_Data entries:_

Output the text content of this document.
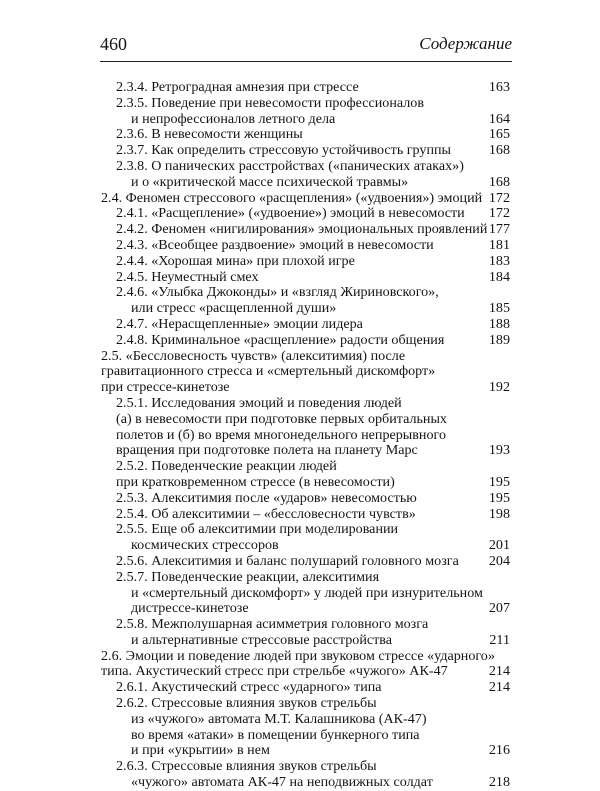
460	Содержание
2.3.4. Ретроградная амнезия при стрессе	163
2.3.5. Поведение при невесомости профессионалов
и непрофессионалов летного дела	164
2.3.6. В невесомости женщины	165
2.3.7. Как определить стрессовую устойчивость группы	168
2.3.8. О панических расстройствах («панических атаках»)
и о «критической массе психической травмы»	168
2.4. Феномен стрессового «расщепления» («удвоения») эмоций 172
2.4.1. «Расщепление» («удвоение») эмоций в невесомости 172
2.4.2. Феномен «нигилирования» эмоциональных проявлений 177
2.4.3. «Всеобщее раздвоение» эмоций в невесомости	181
2.4.4. «Хорошая мина» при плохой игре	183
2.4.5. Неуместный смех	184
2.4.6. «Улыбка Джоконды» и «взгляд Жириновского»,
или стресс «расщепленной души»	185
2.4.7. «Нерасщепленные» эмоции лидера	188
2.4.8. Криминальное «расщепление» радости общения	189
2.5. «Бессловесность чувств» (алекситимия) после
гравитационного стресса и «смертельный дискомфорт»
при стрессе-кинетозе	192
2.5.1. Исследования эмоций и поведения людей
(а) в невесомости при подготовке первых орбитальных
полетов и (б) во время многонедельного непрерывного
вращения при подготовке полета на планету Марс	193
2.5.2. Поведенческие реакции людей
при кратковременном стрессе (в невесомости)	195
2.5.3. Алекситимия после «ударов» невесомостью	195
2.5.4. Об алекситимии – «бессловесности чувств»	198
2.5.5. Еще об алекситимии при моделировании
космических стрессоров	201
2.5.6. Алекситимия и баланс полушарий головного мозга 204
2.5.7. Поведенческие реакции, алекситимия
и «смертельный дискомфорт» у людей при изнурительном
дистрессе-кинетозе	207
2.5.8. Межполушарная асимметрия головного мозга
и альтернативные стрессовые расстройства	211
2.6. Эмоции и поведение людей при звуковом стрессе «ударного»
типа. Акустический стресс при стрельбе «чужого» АК-47	214
2.6.1. Акустический стресс «ударного» типа	214
2.6.2. Стрессовые влияния звуков стрельбы
из «чужого» автомата М.Т. Калашникова (АК-47)
во время «атаки» в помещении бункерного типа
и при «укрытии» в нем	216
2.6.3. Стрессовые влияния звуков стрельбы
«чужого» автомата АК-47 на неподвижных солдат	218
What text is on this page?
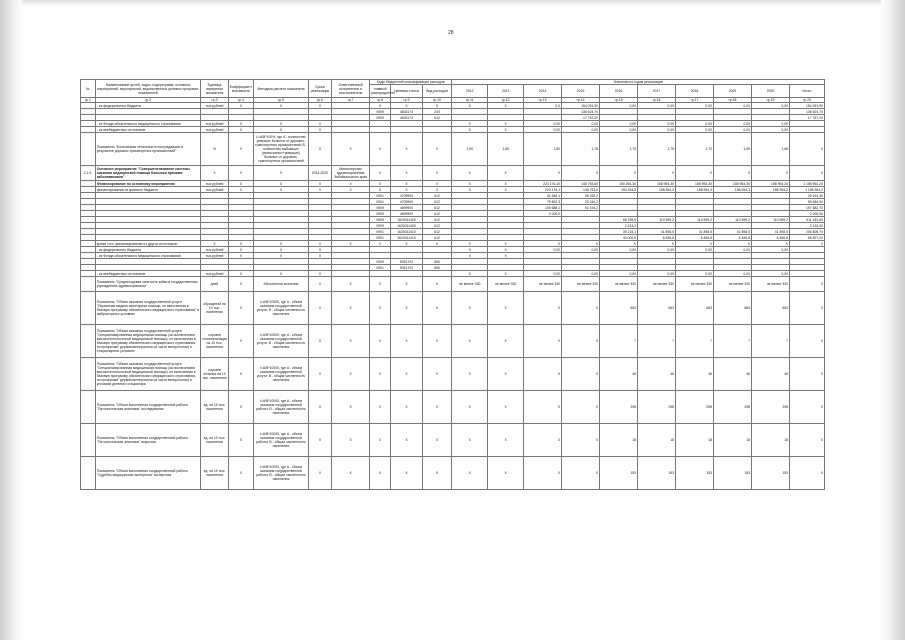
28
№	Наименование целей, задач, подпрограмм, основных мероприятий, мероприятий, ведомственных целевых программ, показателей	Единица измерения показателя	Коэффициент значимости	Методика расчета показателя	Сроки реализации	Ответственный исполнитель и соисполнители	Коды бюджетной классификации расходов			Значения по годам реализации									
							главный распорядитель	Целевая статья	Вид расходов	2012	2013	2014	2015	2016	2017	2018	2019	2020	Итого
гр.1	гр.2	гр.3	гр.4	гр.5	гр.6	гр.7	гр.8	гр.9	гр.10	гр.11	гр.12	гр.13	гр.14	гр.15	гр.16	гр.17	гр.18	гр.19	гр.20
	- из федерального бюджета	тыс.рублей	Х	Х	Х		Х	Х	Х	Х	Х	0,0	154 091,90	0,00	0,00	0,00	0,00	0,00	154 091,90
							0909	4833174	244				136 624,70						136 624,70
							0909	4833174	612				17 767,20						17 767,20
	- из Фонда обязательного медицинского страхования	тыс.рублей	Х	Х	Х					Х	Х	0,00	0,00	0,00	0,00	0,00	0,00	0,00	
	- из внебюджетных источников	тыс.рублей	Х	Х	Х					Х	Х	0,00	0,00	0,00	0,00	0,00	0,00	0,00	
	Показатель "Больничная летальность пострадавших в результате дорожно-транспортных происшествий"	%	Х	L=A/B*100%, где A - количество умерших больных от дорожно-транспортных происшествий; B - количество выбывших (выписанных+умерших) больных от дорожно-транспортных происшествий	Х	Х	Х	Х	Х	1,90	1,85	1,80	1,78	1,75	1,75	1,70	1,69	1,68	Х
2.1.9.	Основное мероприятие "Совершенствование системы оказания медицинской помощи больным прочими заболеваниями"	Х	Х	Х	2014-2020	Министерство здравоохранения Забайкальского края	Х	Х	Х	Х	Х	Х	Х	Х	Х	Х	Х	Х	Х
	Финансирование по основному мероприятию	тыс.рублей	Х	Х	Х	Х	Х	Х	Х	Х	Х	223 176,10	148 753,60	150 254,30	158 954,30	158 954,30	158 954,30	158 954,20	1 158 964,20
	финансирование из краевого бюджета	тыс.рублей	Х	Х	Х	Х	Х	Х	Х	Х	Х	223 176,1	148 753,6	150 254,3	158 954,3	158 954,3	158 954,3	158 954,2	1 158 964,2
							0901	4709900	612			41 846,1	35 315,2						25 161,30
							0901	4709900	612			75 602,3	29 244,2						59 846,50
							0909	4699900	612			105 688,1	92 194,2						197 882,70
							0909	4699900	612			2 000,0							2 000,00
							0909	1620011400	612					68 785,5	110 599,2	110 599,2	110 599,2	110 599,2	511 181,60
							0909	1620011400	612					2 133,3					2 133,30
							0901	1620011410	612					39 215,1	41 898,5	41 898,5	41 898,5	41 898,5	206 806,70
							0901	1620011410	612					40 000,0	6 456,8	6 456,8	6 456,8	6 456,8	65 827,20
	кроме того, финансирование из других источников:	Х	Х	Х	Х	Х	Х	Х	Х	Х	Х	Х	Х	Х	Х	Х	Х	Х	Х
	- из федерального бюджета	тыс.рублей	Х	Х	Х					Х	Х	0,00	0,00	0,00	0,00	0,00	0,00	0,00	
	- из Фонда обязательного медицинского страхования	тыс.рублей	Х	Х	Х					Х	Х								
							0909	5051702	560										
							0901	5051702	560										
	- из внебюджетных источников	тыс.рублей	Х	Х	Х					Х	Х	0,00	0,00	0,00	0,00	0,00	0,00	0,00	
	Показатель "Среднегодовая занятость койки в государственных учреждениях здравоохранения"	дней	Х	Абсолютное значение	Х	Х	Х	Х	Х	не менее 330	не менее 330	не менее 330	не менее 330	не менее 330	не менее 330	не менее 330	не менее 330	не менее 330	Х
	Показатель "Объем оказания государственной услуги "Первичная медико-санитарная помощь, не включенная в базовую программу обязательного медицинского страхования" в амбулаторных условиях	обращений на 10 тыс. населения	Х	I=A/B*10000, где A - объем оказания государственной услуги; B - общая численность населения	Х	Х	Х	Х	Х	Х	Х	Х	Х	663	663	663	663	663	Х
	Показатель "Объем оказания государственной услуги "Специализированная медицинская помощь (за исключением высокотехнологичной медицинской помощи), не включенная в базовую программу обязательного медицинского страхования, по профилям" дерматовенерологии (в части венерологии) в стационарных условиях	случаев госпитализации на 10 тыс. населения	Х	I=A/B*10000, где A - объем оказания государственной услуги; B - общая численность населения	Х	Х	Х	Х	Х	Х	Х	Х	Х	7	7	7	7	7	Х
	Показатель "Объем оказания государственной услуги "Специализированная медицинская помощь (за исключением высокотехнологичной медицинской помощи), не включенная в базовую программу обязательного медицинского страхования, по профилям" дерматовенерологии (в части венерологии) в условиях дневного стационара	случаев лечения на 10 тыс. населения	Х	I=A/B*10000, где A - объем оказания государственной услуги; B - общая численность населения	Х	Х	Х	Х	Х	Х	Х	Х	Х	46	46	46	46	46	Х
	Показатель "Объем выполнения государственной работы "Патологическая анатомия" исследования	ед. на 10 тыс. населения	Х	I=A/B*10000, где A - объем оказания государственной работы; B - общая численность населения	Х	Х	Х	Х	Х	Х	Х	Х	Х	298	298	298	298	298	Х
	Показатель "Объем выполнения государственной работы "Патологическая анатомия" вскрытия	ед. на 10 тыс. населения	Х	I=A/B*10000, где A - объем оказания государственной работы; B - общая численность населения	Х	Х	Х	Х	Х	Х	Х	Х	Х	18	18	18	18	18	Х
	Показатель "Объем выполнения государственной работы "Судебно-медицинская экспертиза" экспертиза	ед. на 10 тыс. населения	Х	I=A/B*10000, где A - объем оказания государственной работы; B - общая численность населения	Х	Х	Х	Х	Х	Х	Х	Х	Х	153	153	153	153	153	Х
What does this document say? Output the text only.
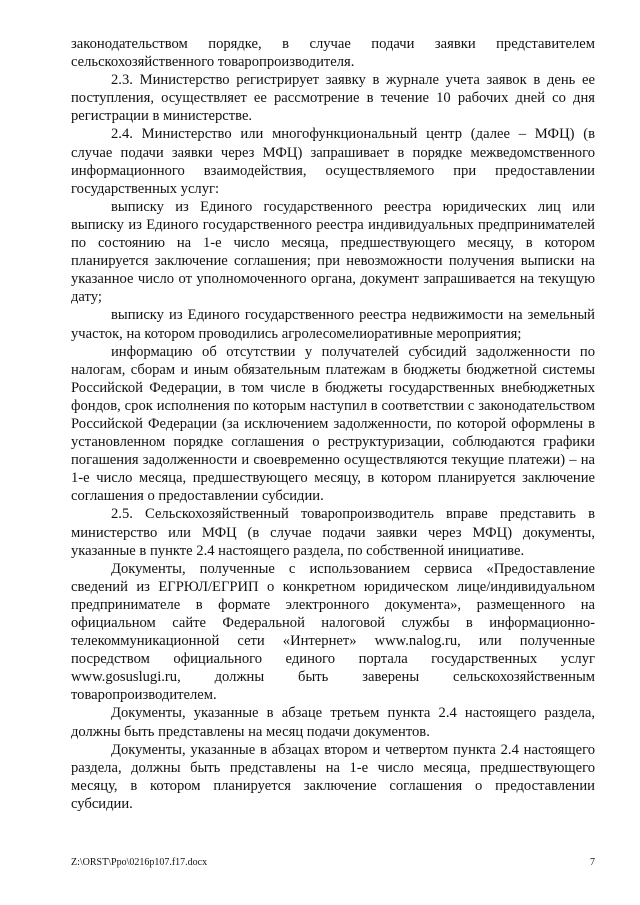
законодательством порядке, в случае подачи заявки представителем сельскохозяйственного товаропроизводителя.

2.3. Министерство регистрирует заявку в журнале учета заявок в день ее поступления, осуществляет ее рассмотрение в течение 10 рабочих дней со дня регистрации в министерстве.

2.4. Министерство или многофункциональный центр (далее – МФЦ) (в случае подачи заявки через МФЦ) запрашивает в порядке межведомственного информационного взаимодействия, осуществляемого при предоставлении государственных услуг:

выписку из Единого государственного реестра юридических лиц или выписку из Единого государственного реестра индивидуальных предпринимателей по состоянию на 1-е число месяца, предшествующего месяцу, в котором планируется заключение соглашения; при невозможности получения выписки на указанное число от уполномоченного органа, документ запрашивается на текущую дату;

выписку из Единого государственного реестра недвижимости на земельный участок, на котором проводились агролесомелиоративные мероприятия;

информацию об отсутствии у получателей субсидий задолженности по налогам, сборам и иным обязательным платежам в бюджеты бюджетной системы Российской Федерации, в том числе в бюджеты государственных внебюджетных фондов, срок исполнения по которым наступил в соответствии с законодательством Российской Федерации (за исключением задолженности, по которой оформлены в установленном порядке соглашения о реструктуризации, соблюдаются графики погашения задолженности и своевременно осуществляются текущие платежи) – на 1-е число месяца, предшествующего месяцу, в котором планируется заключение соглашения о предоставлении субсидии.

2.5. Сельскохозяйственный товаропроизводитель вправе представить в министерство или МФЦ (в случае подачи заявки через МФЦ) документы, указанные в пункте 2.4 настоящего раздела, по собственной инициативе.

Документы, полученные с использованием сервиса «Предоставление сведений из ЕГРЮЛ/ЕГРИП о конкретном юридическом лице/индивидуальном предпринимателе в формате электронного документа», размещенного на официальном сайте Федеральной налоговой службы в информационно-телекоммуникационной сети «Интернет» www.nalog.ru, или полученные посредством официального единого портала государственных услуг www.gosuslugi.ru, должны быть заверены сельскохозяйственным товаропроизводителем.

Документы, указанные в абзаце третьем пункта 2.4 настоящего раздела, должны быть представлены на месяц подачи документов.

Документы, указанные в абзацах втором и четвертом пункта 2.4 настоящего раздела, должны быть представлены на 1-е число месяца, предшествующего месяцу, в котором планируется заключение соглашения о предоставлении субсидии.

Z:\ORST\Ppo\0216p107.f17.docx	7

_SET EXERCISE:_
Pick out each line that holds the string "дискомфорт".

_THE COMPLETED TASK:_
гравитационного стресса и «смертельный дискомфорт»
и «смертельный дискомфорт» у людей при изнурительном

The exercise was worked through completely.